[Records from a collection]
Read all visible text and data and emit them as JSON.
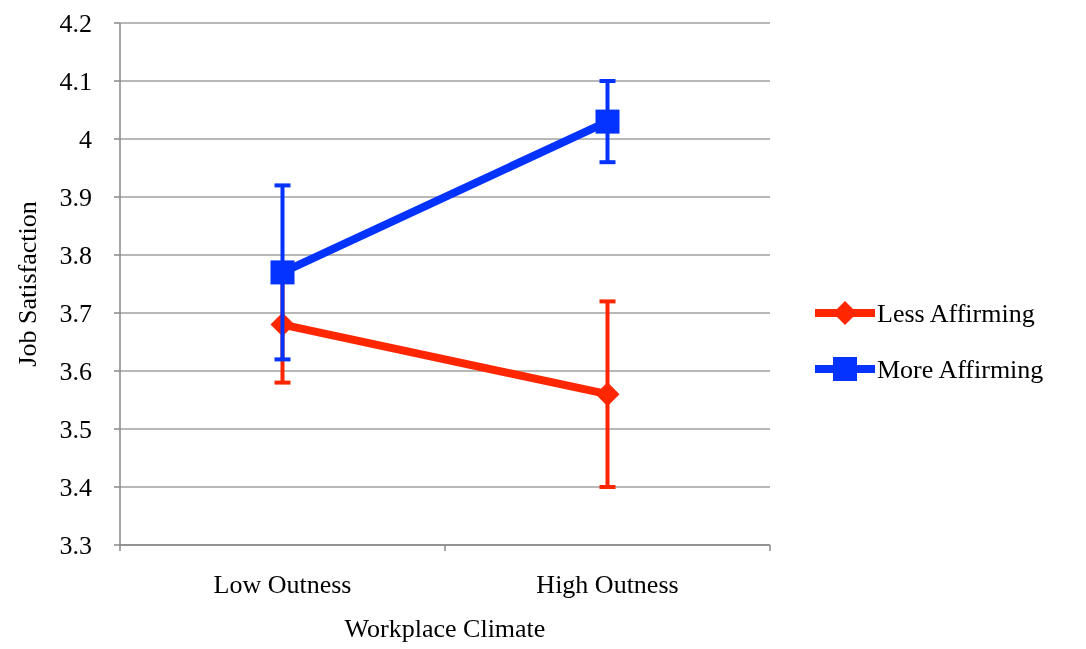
{
  "chart_data": {
    "type": "line",
    "xlabel": "Workplace Climate",
    "ylabel": "Job Satisfaction",
    "categories": [
      "Low Outness",
      "High Outness"
    ],
    "series": [
      {
        "name": "Less Affirming",
        "color": "#ff2600",
        "values": [
          3.68,
          3.56
        ],
        "errors": [
          0.1,
          0.16
        ],
        "marker": "diamond"
      },
      {
        "name": "More Affirming",
        "color": "#0433ff",
        "values": [
          3.77,
          4.03
        ],
        "errors": [
          0.15,
          0.07
        ],
        "marker": "square"
      }
    ],
    "ylim": [
      3.3,
      4.2
    ],
    "yticks": [
      3.3,
      3.4,
      3.5,
      3.6,
      3.7,
      3.8,
      3.9,
      4,
      4.1,
      4.2
    ],
    "grid": "y",
    "legend": "right",
    "line_style": "solid"
  }
}
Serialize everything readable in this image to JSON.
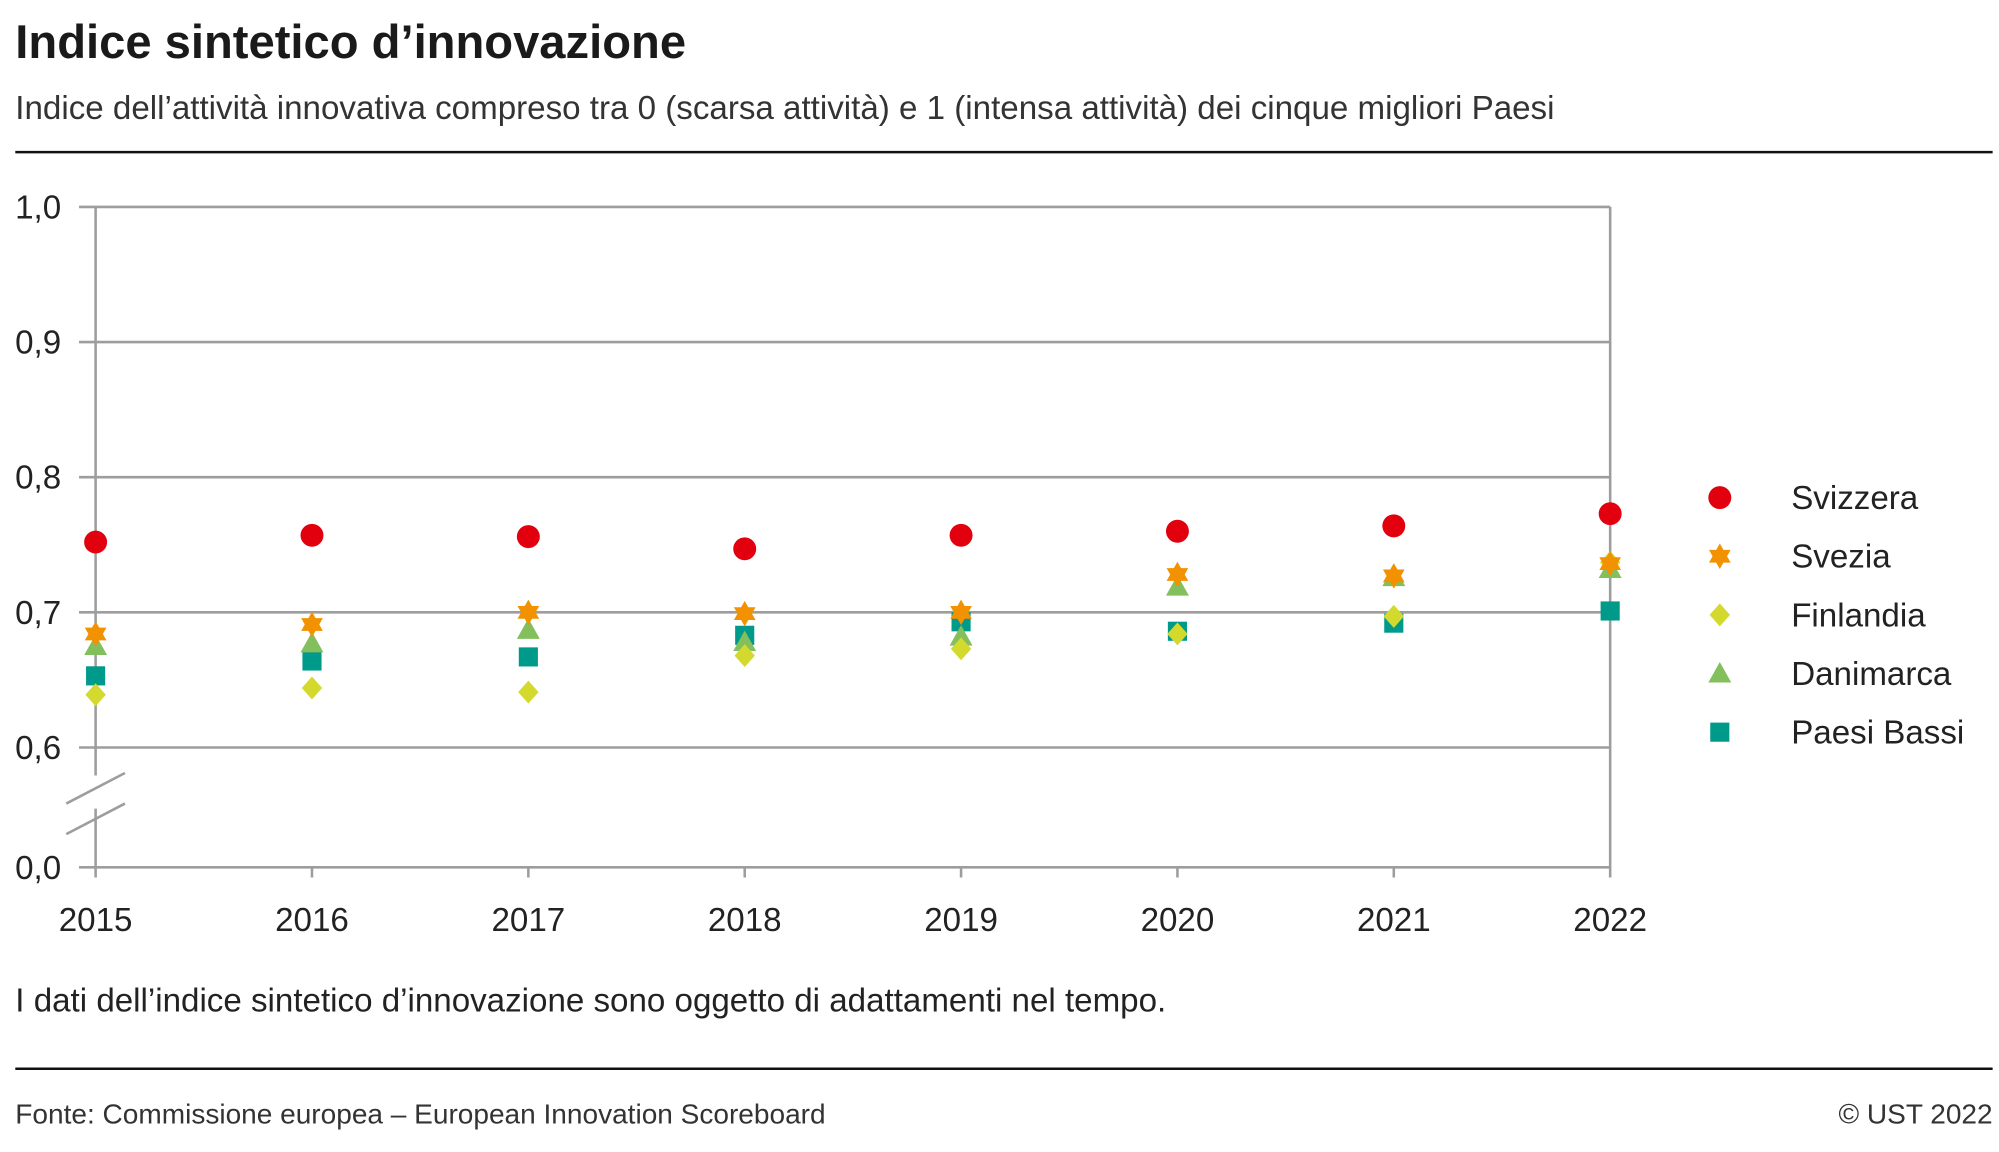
{
  "title": "Indice sintetico d’innovazione",
  "subtitle": "Indice dell’attività innovativa compreso tra 0 (scarsa attività) e 1 (intensa attività) dei cinque migliori Paesi",
  "note": "I dati dell’indice sintetico d’innovazione sono oggetto di adattamenti nel tempo.",
  "source": "Fonte: Commissione europea – European Innovation Scoreboard",
  "copyright": "© UST 2022",
  "chart_data": {
    "type": "scatter",
    "title": "Indice sintetico d’innovazione",
    "x": [
      2015,
      2016,
      2017,
      2018,
      2019,
      2020,
      2021,
      2022
    ],
    "x_tick_labels": [
      "2015",
      "2016",
      "2017",
      "2018",
      "2019",
      "2020",
      "2021",
      "2022"
    ],
    "y_tick_labels": [
      "1,0",
      "0,9",
      "0,8",
      "0,7",
      "0,6",
      "0,0"
    ],
    "y_ticks": [
      1.0,
      0.9,
      0.8,
      0.7,
      0.6,
      0.0
    ],
    "ylim": [
      0,
      1.0
    ],
    "y_axis_break": [
      0.0,
      0.6
    ],
    "grid": "horizontal",
    "legend_position": "right",
    "series": [
      {
        "name": "Svizzera",
        "marker": "circle",
        "color": "#e2000f",
        "values": [
          0.752,
          0.757,
          0.756,
          0.747,
          0.757,
          0.76,
          0.764,
          0.773
        ]
      },
      {
        "name": "Svezia",
        "marker": "star",
        "color": "#f39200",
        "values": [
          0.684,
          0.691,
          0.7,
          0.699,
          0.7,
          0.728,
          0.727,
          0.736
        ]
      },
      {
        "name": "Finlandia",
        "marker": "diamond",
        "color": "#d4d92e",
        "values": [
          0.639,
          0.644,
          0.641,
          0.668,
          0.673,
          0.684,
          0.697,
          0.737
        ]
      },
      {
        "name": "Danimarca",
        "marker": "triangle",
        "color": "#84bf5e",
        "values": [
          0.675,
          0.677,
          0.687,
          0.678,
          0.682,
          0.719,
          0.726,
          0.732
        ]
      },
      {
        "name": "Paesi Bassi",
        "marker": "square",
        "color": "#009a8a",
        "values": [
          0.653,
          0.664,
          0.667,
          0.683,
          0.693,
          0.686,
          0.692,
          0.701
        ]
      }
    ]
  }
}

**Required work:** Leave out the pictures and transcribe everything else exactly.

**Task result:**
Read all visible text and data and emit them as JSON.
{
  "chart_data": {
    "type": "line",
    "xlabel": "Workplace Climate",
    "ylabel": "Job Satisfaction",
    "categories": [
      "Low Outness",
      "High Outness"
    ],
    "series": [
      {
        "name": "Less Affirming",
        "color": "#ff2600",
        "values": [
          3.68,
          3.56
        ],
        "errors": [
          0.1,
          0.16
        ],
        "marker": "diamond"
      },
      {
        "name": "More Affirming",
        "color": "#0433ff",
        "values": [
          3.77,
          4.03
        ],
        "errors": [
          0.15,
          0.07
        ],
        "marker": "square"
      }
    ],
    "ylim": [
      3.3,
      4.2
    ],
    "yticks": [
      3.3,
      3.4,
      3.5,
      3.6,
      3.7,
      3.8,
      3.9,
      4,
      4.1,
      4.2
    ],
    "grid": "y",
    "legend": "right",
    "line_style": "solid"
  }
}
Serialize everything readable in this image to JSON.
{
  "title": "Indice sintetico d’innovazione",
  "subtitle": "Indice dell’attività innovativa compreso tra 0 (scarsa attività) e 1 (intensa attività) dei cinque migliori Paesi",
  "note": "I dati dell’indice sintetico d’innovazione sono oggetto di adattamenti nel tempo.",
  "source": "Fonte: Commissione europea – European Innovation Scoreboard",
  "copyright": "© UST 2022",
  "chart_data": {
    "type": "scatter",
    "title": "Indice sintetico d’innovazione",
    "x": [
      2015,
      2016,
      2017,
      2018,
      2019,
      2020,
      2021,
      2022
    ],
    "x_tick_labels": [
      "2015",
      "2016",
      "2017",
      "2018",
      "2019",
      "2020",
      "2021",
      "2022"
    ],
    "y_tick_labels": [
      "1,0",
      "0,9",
      "0,8",
      "0,7",
      "0,6",
      "0,0"
    ],
    "y_ticks": [
      1.0,
      0.9,
      0.8,
      0.7,
      0.6,
      0.0
    ],
    "ylim": [
      0,
      1.0
    ],
    "y_axis_break": [
      0.0,
      0.6
    ],
    "grid": "horizontal",
    "legend_position": "right",
    "series": [
      {
        "name": "Svizzera",
        "marker": "circle",
        "color": "#e2000f",
        "values": [
          0.752,
          0.757,
          0.756,
          0.747,
          0.757,
          0.76,
          0.764,
          0.773
        ]
      },
      {
        "name": "Svezia",
        "marker": "star",
        "color": "#f39200",
        "values": [
          0.684,
          0.691,
          0.7,
          0.699,
          0.7,
          0.728,
          0.727,
          0.736
        ]
      },
      {
        "name": "Finlandia",
        "marker": "diamond",
        "color": "#d4d92e",
        "values": [
          0.639,
          0.644,
          0.641,
          0.668,
          0.673,
          0.684,
          0.697,
          0.737
        ]
      },
      {
        "name": "Danimarca",
        "marker": "triangle",
        "color": "#84bf5e",
        "values": [
          0.675,
          0.677,
          0.687,
          0.678,
          0.682,
          0.719,
          0.726,
          0.732
        ]
      },
      {
        "name": "Paesi Bassi",
        "marker": "square",
        "color": "#009a8a",
        "values": [
          0.653,
          0.664,
          0.667,
          0.683,
          0.693,
          0.686,
          0.692,
          0.701
        ]
      }
    ]
  }
}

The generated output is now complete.